
    I believe it to be very important to have an open dialogue with the Ukrainian side and to listen to them and their understanding, not to lecture them outright what they should do.
    This could bring them to choose s.o else, perhaps a promotor of the Ukrainian language, or an anti-communist, to become a national hero and have Bandera fall into oblivion in the long run....

    Its strange, but I do think that Poles are not as angry towards Ukrainians as they are towards Russian and, less, towards Germans. I think the experience of shared suffering might help both nations to overcome their difficulties :-)

    ReplyDelete
  2. I think that there is no excuse for making a Bandera a hero, any more than there is in making Hitler a hero. The fact that they did good things for their respective nations does not change it.

    The OUN-UPA genocide of Poles was planned long before WWII--at the inception of the OUN in 1929. I have studied this genocide in considerable detail. To see a list of self-reviewed books on this matter, please click on my name in this posting.

    ReplyDelete
  3. This is so sad. How much better it would have been if Poles and Ukrainians had got along with each other. I didn't know about this, and never heard of Bandera. I first became aware of these problems when reading one of the Society's Yearbooks. If I can find it, I will give you an extract.

    "Most Ukrainians, including hundreds of our brothers, were relocated to the east, within the new Soviet borders. Before this took place, however, there were numerous outbursts of hatred between the Poles and the Ukrainians living in the eastern and southern parts of the General Gouvernement. The Polish and Ukrainian Witnesses, on the other hand, were at peace. On one occasion, a Polish brother was returning home from a meeting, walking with three Ukrainian sisters, when they encountered Ukrainian guerrillas. The guerrillas tried to seize the brother, intent on shooting him, but the sisters protested, physically intervening on his behalf. The struggle went on for two hours. Finally the guerrillas relented, but first they tore off the brother’s clothes and burned them. Clad only in his underwear, he ran over a mile [2 km] barefoot through the snow to the home of a Ukrainian brother."
    (The 1994 Yearbook of Jehovah's Witnesses, published by The Watchtower Society)

    Christian teaching can free us of national and racial hatreds. As Jesus said, the mark of the his true followers would be the love they have for each other.

    "By this all will know that you are my disciples, if you have love among yourselves.” - John 13:35

    The Stalins and Hitlers of this world would run very short of willing executioners if people would only listen.

    ReplyDelete
  4. This is a ridiculous post - yes, there were lots of people murdered in the East - as in Poland, so too in the Ukraine, 90% of the population was for hundreds of years enslaved by the vicious, cruel master known as the szlachta - an amorphous concoction of villainy and sloth that brought down Poland - the szlachta was Polish-speaking and so the Ukrainians believed that it was Poles who oppressed them - that should be mentioned before you go on with this diatribe. Bandera was hardly a boy scout but he was an ally in the struggle against the Reds and being blinded by a petty rage - especially now - is self-destructive and, frankly, stupid.

    One should further mention that both "Poles" and "Ukrainians" were called Polanie before the Ukrainians became part of the "Rus" - coincidence? Maybe but the fact is we all spoke the same language and looked the same (also some "Russians") before we started fighting over idiotic issues such as how a cross should look like on which some Arab was killed a thousand years earlier.

    ReplyDelete
  5. My Polish mother hated the Ukrainians. They killed her family during the war. Years later, she returned to her village, now in the Ukraine, to see what was there. She went to her house and asked the people if they remembered the Poles who were killed there.

    The Ukrainians said Poles never lived there.

    Then she searched the village to see if anyone had ever put up a marker or a tombstone for the Poles who were killed and thrown in a mass grave.

    There was no marker, no tombstone.

**EXERCISE A**
In the comments on Bandera, which yearbook is quoted about Polish and Ukrainian Witnesses?
**EXERCISE B**
Repeat word for word the part of the comments on Bandera that opens with the words containing "The Ukrainians said" and closes with "a mass grave.".

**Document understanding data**
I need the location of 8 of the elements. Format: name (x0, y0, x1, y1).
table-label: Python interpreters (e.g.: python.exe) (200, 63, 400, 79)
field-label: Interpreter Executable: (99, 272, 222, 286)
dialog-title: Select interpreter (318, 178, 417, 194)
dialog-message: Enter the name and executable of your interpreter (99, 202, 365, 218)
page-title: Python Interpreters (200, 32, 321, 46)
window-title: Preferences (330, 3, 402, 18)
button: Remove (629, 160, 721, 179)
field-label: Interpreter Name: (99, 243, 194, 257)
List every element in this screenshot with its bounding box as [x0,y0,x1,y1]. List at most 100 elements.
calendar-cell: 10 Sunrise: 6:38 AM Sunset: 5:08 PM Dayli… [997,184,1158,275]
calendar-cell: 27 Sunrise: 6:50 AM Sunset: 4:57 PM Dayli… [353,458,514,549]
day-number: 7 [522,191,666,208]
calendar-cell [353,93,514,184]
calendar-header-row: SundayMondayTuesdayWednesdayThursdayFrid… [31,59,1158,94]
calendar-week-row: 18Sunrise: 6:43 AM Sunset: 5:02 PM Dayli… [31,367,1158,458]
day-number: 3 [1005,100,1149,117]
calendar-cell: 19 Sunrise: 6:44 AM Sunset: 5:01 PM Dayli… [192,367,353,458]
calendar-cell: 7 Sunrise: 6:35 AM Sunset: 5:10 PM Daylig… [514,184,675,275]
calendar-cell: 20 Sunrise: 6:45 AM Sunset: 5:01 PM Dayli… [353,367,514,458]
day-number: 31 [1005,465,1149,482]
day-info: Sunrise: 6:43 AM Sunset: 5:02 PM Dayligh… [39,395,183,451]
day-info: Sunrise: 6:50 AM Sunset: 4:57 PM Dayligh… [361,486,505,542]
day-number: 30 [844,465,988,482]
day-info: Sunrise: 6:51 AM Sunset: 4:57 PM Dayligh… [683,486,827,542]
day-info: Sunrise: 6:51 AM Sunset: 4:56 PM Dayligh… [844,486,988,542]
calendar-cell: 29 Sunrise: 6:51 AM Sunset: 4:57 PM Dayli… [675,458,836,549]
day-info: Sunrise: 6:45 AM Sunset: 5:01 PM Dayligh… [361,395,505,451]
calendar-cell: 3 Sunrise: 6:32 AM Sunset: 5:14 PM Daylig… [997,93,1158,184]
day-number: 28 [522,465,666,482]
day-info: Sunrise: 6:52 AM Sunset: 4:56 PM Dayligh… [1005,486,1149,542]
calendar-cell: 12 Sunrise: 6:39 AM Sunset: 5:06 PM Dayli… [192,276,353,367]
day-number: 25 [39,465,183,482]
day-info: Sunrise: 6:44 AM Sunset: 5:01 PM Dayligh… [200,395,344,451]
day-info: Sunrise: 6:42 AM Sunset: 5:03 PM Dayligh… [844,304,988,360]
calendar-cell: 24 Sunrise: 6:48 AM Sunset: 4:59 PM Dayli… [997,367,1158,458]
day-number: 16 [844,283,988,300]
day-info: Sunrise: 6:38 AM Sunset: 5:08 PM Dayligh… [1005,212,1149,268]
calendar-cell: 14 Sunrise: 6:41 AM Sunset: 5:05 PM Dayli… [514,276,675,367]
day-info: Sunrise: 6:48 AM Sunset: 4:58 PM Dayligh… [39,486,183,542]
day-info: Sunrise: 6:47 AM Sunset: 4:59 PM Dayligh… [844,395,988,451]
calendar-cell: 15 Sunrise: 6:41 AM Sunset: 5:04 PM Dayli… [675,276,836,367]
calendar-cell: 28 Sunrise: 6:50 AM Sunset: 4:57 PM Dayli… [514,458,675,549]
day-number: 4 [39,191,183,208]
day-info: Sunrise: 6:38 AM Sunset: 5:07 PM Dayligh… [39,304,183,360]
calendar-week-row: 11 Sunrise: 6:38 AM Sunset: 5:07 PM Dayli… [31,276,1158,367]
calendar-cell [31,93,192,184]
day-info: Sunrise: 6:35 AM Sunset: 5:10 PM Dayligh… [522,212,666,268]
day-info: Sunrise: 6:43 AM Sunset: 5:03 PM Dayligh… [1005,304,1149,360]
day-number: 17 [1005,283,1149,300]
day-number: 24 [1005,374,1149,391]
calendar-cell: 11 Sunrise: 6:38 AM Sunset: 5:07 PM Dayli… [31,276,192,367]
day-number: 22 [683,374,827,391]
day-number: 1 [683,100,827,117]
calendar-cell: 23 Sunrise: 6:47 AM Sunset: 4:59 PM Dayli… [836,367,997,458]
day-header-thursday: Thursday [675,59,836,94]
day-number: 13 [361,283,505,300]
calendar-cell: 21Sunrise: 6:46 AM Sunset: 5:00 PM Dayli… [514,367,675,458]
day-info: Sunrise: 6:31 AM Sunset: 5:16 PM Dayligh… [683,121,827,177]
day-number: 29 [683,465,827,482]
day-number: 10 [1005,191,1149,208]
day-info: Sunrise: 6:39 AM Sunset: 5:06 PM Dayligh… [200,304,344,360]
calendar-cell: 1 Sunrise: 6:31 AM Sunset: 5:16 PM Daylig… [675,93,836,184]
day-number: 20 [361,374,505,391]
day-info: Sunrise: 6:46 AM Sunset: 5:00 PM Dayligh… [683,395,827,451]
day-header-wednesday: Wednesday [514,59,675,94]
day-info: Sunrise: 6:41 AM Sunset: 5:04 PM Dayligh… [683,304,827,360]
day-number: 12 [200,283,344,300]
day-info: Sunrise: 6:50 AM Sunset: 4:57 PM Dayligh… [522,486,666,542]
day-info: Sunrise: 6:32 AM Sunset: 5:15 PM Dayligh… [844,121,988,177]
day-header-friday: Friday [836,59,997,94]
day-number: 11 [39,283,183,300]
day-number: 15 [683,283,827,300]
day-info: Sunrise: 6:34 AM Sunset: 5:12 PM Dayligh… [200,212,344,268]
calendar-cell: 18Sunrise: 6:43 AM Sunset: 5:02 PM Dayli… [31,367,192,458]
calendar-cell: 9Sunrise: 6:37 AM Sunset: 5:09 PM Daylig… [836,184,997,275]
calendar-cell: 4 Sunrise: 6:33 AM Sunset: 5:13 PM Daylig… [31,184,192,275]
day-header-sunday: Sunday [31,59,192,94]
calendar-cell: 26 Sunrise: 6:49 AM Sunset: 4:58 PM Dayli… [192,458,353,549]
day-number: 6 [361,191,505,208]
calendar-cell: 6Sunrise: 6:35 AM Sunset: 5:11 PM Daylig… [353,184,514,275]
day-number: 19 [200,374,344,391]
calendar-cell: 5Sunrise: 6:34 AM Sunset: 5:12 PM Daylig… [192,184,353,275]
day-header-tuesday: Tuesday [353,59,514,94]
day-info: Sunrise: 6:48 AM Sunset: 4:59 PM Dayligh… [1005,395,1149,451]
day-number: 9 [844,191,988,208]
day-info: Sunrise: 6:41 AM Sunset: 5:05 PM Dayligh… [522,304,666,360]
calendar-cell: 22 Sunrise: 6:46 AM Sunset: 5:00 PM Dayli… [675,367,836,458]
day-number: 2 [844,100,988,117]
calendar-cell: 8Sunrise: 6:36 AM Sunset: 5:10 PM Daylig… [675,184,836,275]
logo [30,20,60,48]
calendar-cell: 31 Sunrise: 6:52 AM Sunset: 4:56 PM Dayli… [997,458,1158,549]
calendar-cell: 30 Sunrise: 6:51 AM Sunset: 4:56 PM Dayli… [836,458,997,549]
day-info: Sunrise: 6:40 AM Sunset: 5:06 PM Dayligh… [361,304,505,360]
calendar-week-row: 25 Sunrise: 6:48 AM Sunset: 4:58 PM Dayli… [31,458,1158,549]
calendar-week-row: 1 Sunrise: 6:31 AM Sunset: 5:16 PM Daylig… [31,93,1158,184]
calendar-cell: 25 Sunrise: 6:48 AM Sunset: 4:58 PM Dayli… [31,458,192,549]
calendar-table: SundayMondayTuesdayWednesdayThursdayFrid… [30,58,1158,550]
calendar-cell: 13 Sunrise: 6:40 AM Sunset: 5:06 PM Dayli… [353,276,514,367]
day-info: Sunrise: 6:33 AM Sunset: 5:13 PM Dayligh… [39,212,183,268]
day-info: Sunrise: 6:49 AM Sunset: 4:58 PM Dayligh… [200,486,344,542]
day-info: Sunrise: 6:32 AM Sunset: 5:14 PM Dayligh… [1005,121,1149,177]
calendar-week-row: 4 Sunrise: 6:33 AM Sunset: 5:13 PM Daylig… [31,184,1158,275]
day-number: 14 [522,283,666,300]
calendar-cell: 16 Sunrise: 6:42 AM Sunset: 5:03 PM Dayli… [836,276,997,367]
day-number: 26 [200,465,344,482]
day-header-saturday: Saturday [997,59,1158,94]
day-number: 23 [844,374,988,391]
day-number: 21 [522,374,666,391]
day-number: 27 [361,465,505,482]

**ANSWER BOX A**
The 1994 Yearbook of Jehovah's Witnesses, published by The Watchtower Society.

**ANSWER BOX B**
The Ukrainians said Poles never lived there.

    Then she searched the village to see if anyone had ever put up a marker or a tombstone for the Poles who were killed and thrown in a mass grave.